Given exercise: Give the data below again, word for word.

** Start Data provided **

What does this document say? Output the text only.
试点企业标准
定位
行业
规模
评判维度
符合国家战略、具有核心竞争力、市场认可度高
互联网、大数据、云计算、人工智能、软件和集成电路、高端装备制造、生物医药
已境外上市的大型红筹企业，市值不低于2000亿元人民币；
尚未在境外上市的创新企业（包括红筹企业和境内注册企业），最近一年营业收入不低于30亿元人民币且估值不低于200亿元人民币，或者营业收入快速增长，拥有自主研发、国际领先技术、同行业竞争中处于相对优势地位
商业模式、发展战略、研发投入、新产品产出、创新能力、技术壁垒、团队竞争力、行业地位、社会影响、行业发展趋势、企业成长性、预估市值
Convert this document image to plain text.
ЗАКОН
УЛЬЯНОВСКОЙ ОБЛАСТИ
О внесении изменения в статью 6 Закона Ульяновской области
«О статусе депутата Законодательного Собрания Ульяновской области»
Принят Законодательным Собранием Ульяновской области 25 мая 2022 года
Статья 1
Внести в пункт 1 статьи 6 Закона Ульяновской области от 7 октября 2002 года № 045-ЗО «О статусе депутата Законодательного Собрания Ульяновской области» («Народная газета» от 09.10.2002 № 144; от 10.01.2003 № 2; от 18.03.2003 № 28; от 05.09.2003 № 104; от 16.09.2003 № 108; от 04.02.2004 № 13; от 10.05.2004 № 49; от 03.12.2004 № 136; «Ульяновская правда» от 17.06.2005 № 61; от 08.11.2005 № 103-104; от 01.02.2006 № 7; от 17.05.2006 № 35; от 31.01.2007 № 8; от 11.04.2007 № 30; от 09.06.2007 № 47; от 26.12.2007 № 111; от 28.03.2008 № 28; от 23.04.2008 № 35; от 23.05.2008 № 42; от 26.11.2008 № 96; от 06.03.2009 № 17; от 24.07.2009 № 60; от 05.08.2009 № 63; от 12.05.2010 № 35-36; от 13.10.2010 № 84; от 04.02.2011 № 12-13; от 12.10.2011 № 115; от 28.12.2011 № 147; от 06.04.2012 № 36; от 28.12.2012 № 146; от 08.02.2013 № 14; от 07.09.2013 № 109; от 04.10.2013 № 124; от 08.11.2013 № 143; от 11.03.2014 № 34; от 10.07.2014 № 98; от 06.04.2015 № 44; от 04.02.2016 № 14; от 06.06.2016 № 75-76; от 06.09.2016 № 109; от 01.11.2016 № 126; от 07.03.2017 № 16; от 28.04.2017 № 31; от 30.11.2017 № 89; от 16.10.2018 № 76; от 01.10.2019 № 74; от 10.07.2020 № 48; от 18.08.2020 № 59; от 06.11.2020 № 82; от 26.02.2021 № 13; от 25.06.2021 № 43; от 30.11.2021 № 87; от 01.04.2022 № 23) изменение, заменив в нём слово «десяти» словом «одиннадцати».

** End Data provided **

The response:
What does this document say? Output the text only.
试点企业标准
定位
行业
规模
评判维度
符合国家战略、具有核心竞争力、市场认可度高
互联网、大数据、云计算、人工智能、软件和集成电路、高端装备制造、生物医药
已境外上市的大型红筹企业，市值不低于2000亿元人民币；
尚未在境外上市的创新企业（包括红筹企业和境内注册企业），最近一年营业收入不低于30亿元人民币且估值不低于200亿元人民币，或者营业收入快速增长，拥有自主研发、国际领先技术、同行业竞争中处于相对优势地位
商业模式、发展战略、研发投入、新产品产出、创新能力、技术壁垒、团队竞争力、行业地位、社会影响、行业发展趋势、企业成长性、预估市值
Convert this document image to plain text.
ЗАКОН
УЛЬЯНОВСКОЙ ОБЛАСТИ
О внесении изменения в статью 6 Закона Ульяновской области
«О статусе депутата Законодательного Собрания Ульяновской области»
Принят Законодательным Собранием Ульяновской области 25 мая 2022 года
Статья 1
Внести в пункт 1 статьи 6 Закона Ульяновской области от 7 октября 2002 года № 045-ЗО «О статусе депутата Законодательного Собрания Ульяновской области» («Народная газета» от 09.10.2002 № 144; от 10.01.2003 № 2; от 18.03.2003 № 28; от 05.09.2003 № 104; от 16.09.2003 № 108; от 04.02.2004 № 13; от 10.05.2004 № 49; от 03.12.2004 № 136; «Ульяновская правда» от 17.06.2005 № 61; от 08.11.2005 № 103-104; от 01.02.2006 № 7; от 17.05.2006 № 35; от 31.01.2007 № 8; от 11.04.2007 № 30; от 09.06.2007 № 47; от 26.12.2007 № 111; от 28.03.2008 № 28; от 23.04.2008 № 35; от 23.05.2008 № 42; от 26.11.2008 № 96; от 06.03.2009 № 17; от 24.07.2009 № 60; от 05.08.2009 № 63; от 12.05.2010 № 35-36; от 13.10.2010 № 84; от 04.02.2011 № 12-13; от 12.10.2011 № 115; от 28.12.2011 № 147; от 06.04.2012 № 36; от 28.12.2012 № 146; от 08.02.2013 № 14; от 07.09.2013 № 109; от 04.10.2013 № 124; от 08.11.2013 № 143; от 11.03.2014 № 34; от 10.07.2014 № 98; от 06.04.2015 № 44; от 04.02.2016 № 14; от 06.06.2016 № 75-76; от 06.09.2016 № 109; от 01.11.2016 № 126; от 07.03.2017 № 16; от 28.04.2017 № 31; от 30.11.2017 № 89; от 16.10.2018 № 76; от 01.10.2019 № 74; от 10.07.2020 № 48; от 18.08.2020 № 59; от 06.11.2020 № 82; от 26.02.2021 № 13; от 25.06.2021 № 43; от 30.11.2021 № 87; от 01.04.2022 № 23) изменение, заменив в нём слово «десяти» словом «одиннадцати».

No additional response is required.